## EXERCISE INSTRUCTIONS
Write out the entries below once more, exactly, with the pictures left out.

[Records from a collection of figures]

====================

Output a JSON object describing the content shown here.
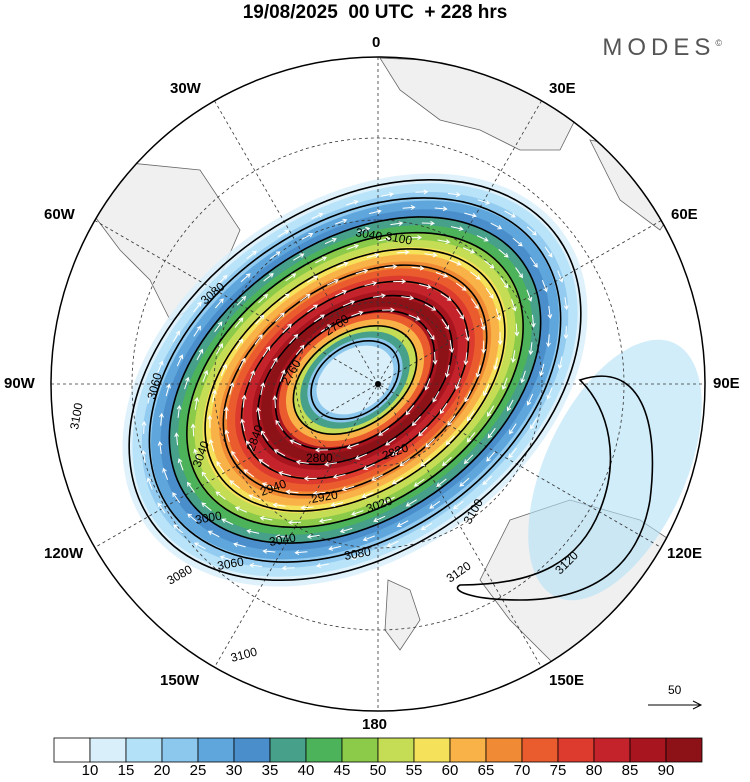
{
  "title": "19/08/2025  00 UTC  + 228 hrs",
  "brand": "MODES",
  "brand_mark": "©",
  "longitude_labels": {
    "lon_0": "0",
    "lon_30e": "30E",
    "lon_60e": "60E",
    "lon_90e": "90E",
    "lon_120e": "120E",
    "lon_150e": "150E",
    "lon_180": "180",
    "lon_150w": "150W",
    "lon_120w": "120W",
    "lon_90w": "90W",
    "lon_60w": "60W",
    "lon_30w": "30W"
  },
  "contour_labels": [
    "2760",
    "2760",
    "2800",
    "2820",
    "2840",
    "2920",
    "2940",
    "3000",
    "3020",
    "3040",
    "3040",
    "3040",
    "3060",
    "3060",
    "3080",
    "3080",
    "3080",
    "3100",
    "3100",
    "3100",
    "3100",
    "3120",
    "3120"
  ],
  "colorbar": {
    "ticks": [
      "10",
      "15",
      "20",
      "25",
      "30",
      "35",
      "40",
      "45",
      "50",
      "55",
      "60",
      "65",
      "70",
      "75",
      "80",
      "85",
      "90"
    ],
    "colors": [
      "#ffffff",
      "#d9f0fb",
      "#b3e1f7",
      "#8cc8ee",
      "#5fa6dc",
      "#4a8fcb",
      "#47a08a",
      "#4cb35a",
      "#8cca4a",
      "#c4dd55",
      "#f6e15a",
      "#f8b247",
      "#f08a34",
      "#ea5c2e",
      "#dc3b2d",
      "#c4232b",
      "#a8151f",
      "#8d1218"
    ]
  },
  "reference_vector": {
    "label": "50"
  },
  "colors": {
    "land": "#f0f0f0",
    "coast": "#666666",
    "contour": "#000000",
    "arrows": "#ffffff"
  }
}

====================

## RESULT OF THIS EXERCISE
Output a JSON object describing the content shown here.
{
  "title": "19/08/2025  00 UTC  + 228 hrs",
  "brand": "MODES",
  "brand_mark": "©",
  "longitude_labels": {
    "lon_0": "0",
    "lon_30e": "30E",
    "lon_60e": "60E",
    "lon_90e": "90E",
    "lon_120e": "120E",
    "lon_150e": "150E",
    "lon_180": "180",
    "lon_150w": "150W",
    "lon_120w": "120W",
    "lon_90w": "90W",
    "lon_60w": "60W",
    "lon_30w": "30W"
  },
  "contour_labels": [
    "2760",
    "2760",
    "2800",
    "2820",
    "2840",
    "2920",
    "2940",
    "3000",
    "3020",
    "3040",
    "3040",
    "3040",
    "3060",
    "3060",
    "3080",
    "3080",
    "3080",
    "3100",
    "3100",
    "3100",
    "3100",
    "3120",
    "3120"
  ],
  "colorbar": {
    "ticks": [
      "10",
      "15",
      "20",
      "25",
      "30",
      "35",
      "40",
      "45",
      "50",
      "55",
      "60",
      "65",
      "70",
      "75",
      "80",
      "85",
      "90"
    ],
    "colors": [
      "#ffffff",
      "#d9f0fb",
      "#b3e1f7",
      "#8cc8ee",
      "#5fa6dc",
      "#4a8fcb",
      "#47a08a",
      "#4cb35a",
      "#8cca4a",
      "#c4dd55",
      "#f6e15a",
      "#f8b247",
      "#f08a34",
      "#ea5c2e",
      "#dc3b2d",
      "#c4232b",
      "#a8151f",
      "#8d1218"
    ]
  },
  "reference_vector": {
    "label": "50"
  },
  "colors": {
    "land": "#f0f0f0",
    "coast": "#666666",
    "contour": "#000000",
    "arrows": "#ffffff"
  }
}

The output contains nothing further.